WHAT YOU NEED TO DO :: Copy every line from the data below in which the string "caption" can be found.

^^^^^^^^^^^^^^^^

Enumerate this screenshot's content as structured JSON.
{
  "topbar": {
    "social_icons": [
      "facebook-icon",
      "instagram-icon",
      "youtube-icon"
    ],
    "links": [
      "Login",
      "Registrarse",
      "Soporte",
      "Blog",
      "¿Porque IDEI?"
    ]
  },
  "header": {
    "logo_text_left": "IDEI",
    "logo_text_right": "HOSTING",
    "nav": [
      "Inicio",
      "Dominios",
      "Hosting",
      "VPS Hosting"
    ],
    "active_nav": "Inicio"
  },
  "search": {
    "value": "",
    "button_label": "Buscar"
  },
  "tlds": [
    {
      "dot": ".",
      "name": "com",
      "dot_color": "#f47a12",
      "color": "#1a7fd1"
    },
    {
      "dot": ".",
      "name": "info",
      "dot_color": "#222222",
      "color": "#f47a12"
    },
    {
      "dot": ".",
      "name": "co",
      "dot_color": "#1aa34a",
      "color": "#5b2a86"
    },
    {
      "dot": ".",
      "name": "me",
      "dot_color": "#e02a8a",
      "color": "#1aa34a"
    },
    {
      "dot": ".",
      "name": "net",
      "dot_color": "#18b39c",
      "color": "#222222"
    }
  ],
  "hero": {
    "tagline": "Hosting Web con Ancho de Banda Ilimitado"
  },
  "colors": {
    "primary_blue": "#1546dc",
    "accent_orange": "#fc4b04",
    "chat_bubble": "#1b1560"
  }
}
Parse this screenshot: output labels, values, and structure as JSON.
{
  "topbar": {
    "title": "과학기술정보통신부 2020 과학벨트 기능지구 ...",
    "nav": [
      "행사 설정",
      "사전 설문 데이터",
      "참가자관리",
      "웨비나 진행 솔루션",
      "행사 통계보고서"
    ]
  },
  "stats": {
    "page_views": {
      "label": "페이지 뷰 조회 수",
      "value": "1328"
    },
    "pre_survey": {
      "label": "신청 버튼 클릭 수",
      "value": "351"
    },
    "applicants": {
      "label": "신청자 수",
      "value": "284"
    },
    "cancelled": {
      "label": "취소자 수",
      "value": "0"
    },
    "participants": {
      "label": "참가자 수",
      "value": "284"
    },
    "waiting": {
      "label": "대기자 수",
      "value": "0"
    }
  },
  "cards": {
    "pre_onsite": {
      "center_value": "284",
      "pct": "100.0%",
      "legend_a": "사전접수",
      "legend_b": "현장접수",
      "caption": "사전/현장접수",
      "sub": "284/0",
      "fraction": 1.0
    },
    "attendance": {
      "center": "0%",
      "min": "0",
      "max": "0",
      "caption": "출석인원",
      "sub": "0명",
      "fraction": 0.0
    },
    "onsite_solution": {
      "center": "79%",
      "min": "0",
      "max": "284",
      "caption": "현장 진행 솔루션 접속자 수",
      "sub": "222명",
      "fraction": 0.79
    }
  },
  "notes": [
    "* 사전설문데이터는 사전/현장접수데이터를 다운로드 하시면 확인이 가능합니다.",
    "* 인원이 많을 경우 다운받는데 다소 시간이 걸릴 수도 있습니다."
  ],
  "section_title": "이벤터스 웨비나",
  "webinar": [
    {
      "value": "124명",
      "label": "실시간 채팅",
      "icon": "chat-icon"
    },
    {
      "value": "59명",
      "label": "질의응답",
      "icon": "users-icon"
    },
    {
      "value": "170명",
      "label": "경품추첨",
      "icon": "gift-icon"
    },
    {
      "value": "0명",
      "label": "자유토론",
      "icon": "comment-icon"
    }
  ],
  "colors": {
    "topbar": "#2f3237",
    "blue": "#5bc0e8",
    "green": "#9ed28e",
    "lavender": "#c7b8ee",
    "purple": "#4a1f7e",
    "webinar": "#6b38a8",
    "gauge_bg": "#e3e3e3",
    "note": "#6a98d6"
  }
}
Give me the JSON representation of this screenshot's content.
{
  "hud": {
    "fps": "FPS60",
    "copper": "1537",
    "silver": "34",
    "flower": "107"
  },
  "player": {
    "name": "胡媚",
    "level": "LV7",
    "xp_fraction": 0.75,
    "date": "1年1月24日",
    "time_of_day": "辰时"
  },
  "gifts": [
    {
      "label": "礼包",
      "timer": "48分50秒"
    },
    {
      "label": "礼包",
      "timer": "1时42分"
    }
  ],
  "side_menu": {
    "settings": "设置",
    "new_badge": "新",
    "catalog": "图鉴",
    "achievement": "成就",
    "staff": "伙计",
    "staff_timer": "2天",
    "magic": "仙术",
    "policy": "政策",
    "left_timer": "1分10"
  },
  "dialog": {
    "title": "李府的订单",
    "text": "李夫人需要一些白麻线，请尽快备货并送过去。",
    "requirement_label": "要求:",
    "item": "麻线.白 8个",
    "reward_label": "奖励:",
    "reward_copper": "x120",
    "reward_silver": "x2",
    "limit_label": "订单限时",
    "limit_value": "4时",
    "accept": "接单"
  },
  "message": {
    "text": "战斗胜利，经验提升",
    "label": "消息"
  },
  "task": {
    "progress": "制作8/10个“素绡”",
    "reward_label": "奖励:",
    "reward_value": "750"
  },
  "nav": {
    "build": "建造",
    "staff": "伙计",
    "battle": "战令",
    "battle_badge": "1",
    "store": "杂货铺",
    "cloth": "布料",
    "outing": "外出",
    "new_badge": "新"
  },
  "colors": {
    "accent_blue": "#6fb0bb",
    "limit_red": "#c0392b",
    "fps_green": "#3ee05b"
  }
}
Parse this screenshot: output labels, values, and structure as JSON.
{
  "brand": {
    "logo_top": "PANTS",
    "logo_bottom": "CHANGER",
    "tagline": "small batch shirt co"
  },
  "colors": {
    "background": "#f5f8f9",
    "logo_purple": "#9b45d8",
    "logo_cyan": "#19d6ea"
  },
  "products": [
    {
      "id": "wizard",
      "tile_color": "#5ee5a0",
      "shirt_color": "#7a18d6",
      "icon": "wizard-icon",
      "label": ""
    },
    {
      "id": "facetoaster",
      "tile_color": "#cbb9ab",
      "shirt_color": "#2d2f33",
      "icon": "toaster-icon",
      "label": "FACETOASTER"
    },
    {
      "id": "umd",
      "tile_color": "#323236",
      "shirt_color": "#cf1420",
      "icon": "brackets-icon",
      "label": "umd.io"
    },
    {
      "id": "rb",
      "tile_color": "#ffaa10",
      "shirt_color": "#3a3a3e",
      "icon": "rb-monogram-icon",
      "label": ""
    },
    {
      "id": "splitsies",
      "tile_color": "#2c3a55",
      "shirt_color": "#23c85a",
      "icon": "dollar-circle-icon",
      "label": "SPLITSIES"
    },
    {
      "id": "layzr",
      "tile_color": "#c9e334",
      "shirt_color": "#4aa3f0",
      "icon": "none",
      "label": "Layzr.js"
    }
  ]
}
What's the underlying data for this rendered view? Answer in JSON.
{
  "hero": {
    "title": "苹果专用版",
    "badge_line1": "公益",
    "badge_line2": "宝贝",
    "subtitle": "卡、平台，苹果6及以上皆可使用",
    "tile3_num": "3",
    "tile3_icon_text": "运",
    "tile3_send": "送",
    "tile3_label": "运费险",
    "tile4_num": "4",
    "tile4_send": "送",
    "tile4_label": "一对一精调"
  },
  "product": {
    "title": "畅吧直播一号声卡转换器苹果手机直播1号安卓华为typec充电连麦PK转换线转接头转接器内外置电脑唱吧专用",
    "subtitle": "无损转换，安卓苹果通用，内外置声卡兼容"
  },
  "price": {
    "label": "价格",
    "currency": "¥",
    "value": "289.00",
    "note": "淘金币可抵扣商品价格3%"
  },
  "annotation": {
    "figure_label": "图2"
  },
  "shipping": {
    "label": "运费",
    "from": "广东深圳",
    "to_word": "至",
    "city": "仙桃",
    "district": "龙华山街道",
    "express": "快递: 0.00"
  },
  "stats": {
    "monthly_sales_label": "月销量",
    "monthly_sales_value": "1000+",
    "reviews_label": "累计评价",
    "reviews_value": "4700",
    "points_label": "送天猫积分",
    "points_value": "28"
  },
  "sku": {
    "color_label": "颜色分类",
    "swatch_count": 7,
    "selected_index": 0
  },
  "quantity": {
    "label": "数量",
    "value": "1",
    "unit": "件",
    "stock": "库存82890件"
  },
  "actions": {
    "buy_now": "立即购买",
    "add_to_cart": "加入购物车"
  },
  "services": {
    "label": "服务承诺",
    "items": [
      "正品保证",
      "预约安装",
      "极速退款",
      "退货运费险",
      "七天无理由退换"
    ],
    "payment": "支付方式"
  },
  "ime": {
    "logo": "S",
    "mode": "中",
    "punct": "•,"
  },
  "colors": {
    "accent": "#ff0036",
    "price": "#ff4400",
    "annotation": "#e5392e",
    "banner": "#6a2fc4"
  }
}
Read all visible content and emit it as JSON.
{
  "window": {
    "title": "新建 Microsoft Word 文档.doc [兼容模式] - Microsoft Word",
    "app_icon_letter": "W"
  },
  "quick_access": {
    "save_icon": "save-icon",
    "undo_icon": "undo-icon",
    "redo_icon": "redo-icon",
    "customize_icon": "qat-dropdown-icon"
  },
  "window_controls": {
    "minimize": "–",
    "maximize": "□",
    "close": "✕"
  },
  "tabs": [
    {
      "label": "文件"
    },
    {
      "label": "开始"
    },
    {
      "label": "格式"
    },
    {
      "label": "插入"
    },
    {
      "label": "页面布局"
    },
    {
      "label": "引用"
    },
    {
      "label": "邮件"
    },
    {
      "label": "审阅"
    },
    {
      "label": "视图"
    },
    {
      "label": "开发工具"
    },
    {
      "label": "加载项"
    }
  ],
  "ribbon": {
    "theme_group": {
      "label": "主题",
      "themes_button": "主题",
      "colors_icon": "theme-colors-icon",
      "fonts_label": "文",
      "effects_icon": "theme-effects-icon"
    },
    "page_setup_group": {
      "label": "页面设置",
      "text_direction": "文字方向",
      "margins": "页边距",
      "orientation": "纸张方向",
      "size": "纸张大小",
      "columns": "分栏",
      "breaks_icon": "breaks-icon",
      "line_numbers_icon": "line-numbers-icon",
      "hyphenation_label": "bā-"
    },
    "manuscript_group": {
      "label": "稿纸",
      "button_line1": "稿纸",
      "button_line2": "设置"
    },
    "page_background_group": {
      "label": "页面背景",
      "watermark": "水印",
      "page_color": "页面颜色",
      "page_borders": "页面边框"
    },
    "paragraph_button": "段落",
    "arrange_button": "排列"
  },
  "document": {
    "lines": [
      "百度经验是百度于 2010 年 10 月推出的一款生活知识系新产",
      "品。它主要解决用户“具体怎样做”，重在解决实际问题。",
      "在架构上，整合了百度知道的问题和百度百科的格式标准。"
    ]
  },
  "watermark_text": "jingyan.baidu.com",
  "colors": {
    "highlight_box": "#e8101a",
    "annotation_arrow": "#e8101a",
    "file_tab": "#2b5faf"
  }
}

^^^^^^^^^^^^^^^^

COMPLETED EXERCISE ::
      "caption": "사전/현장접수",
      "caption": "출석인원",
      "caption": "현장 진행 솔루션 접속자 수",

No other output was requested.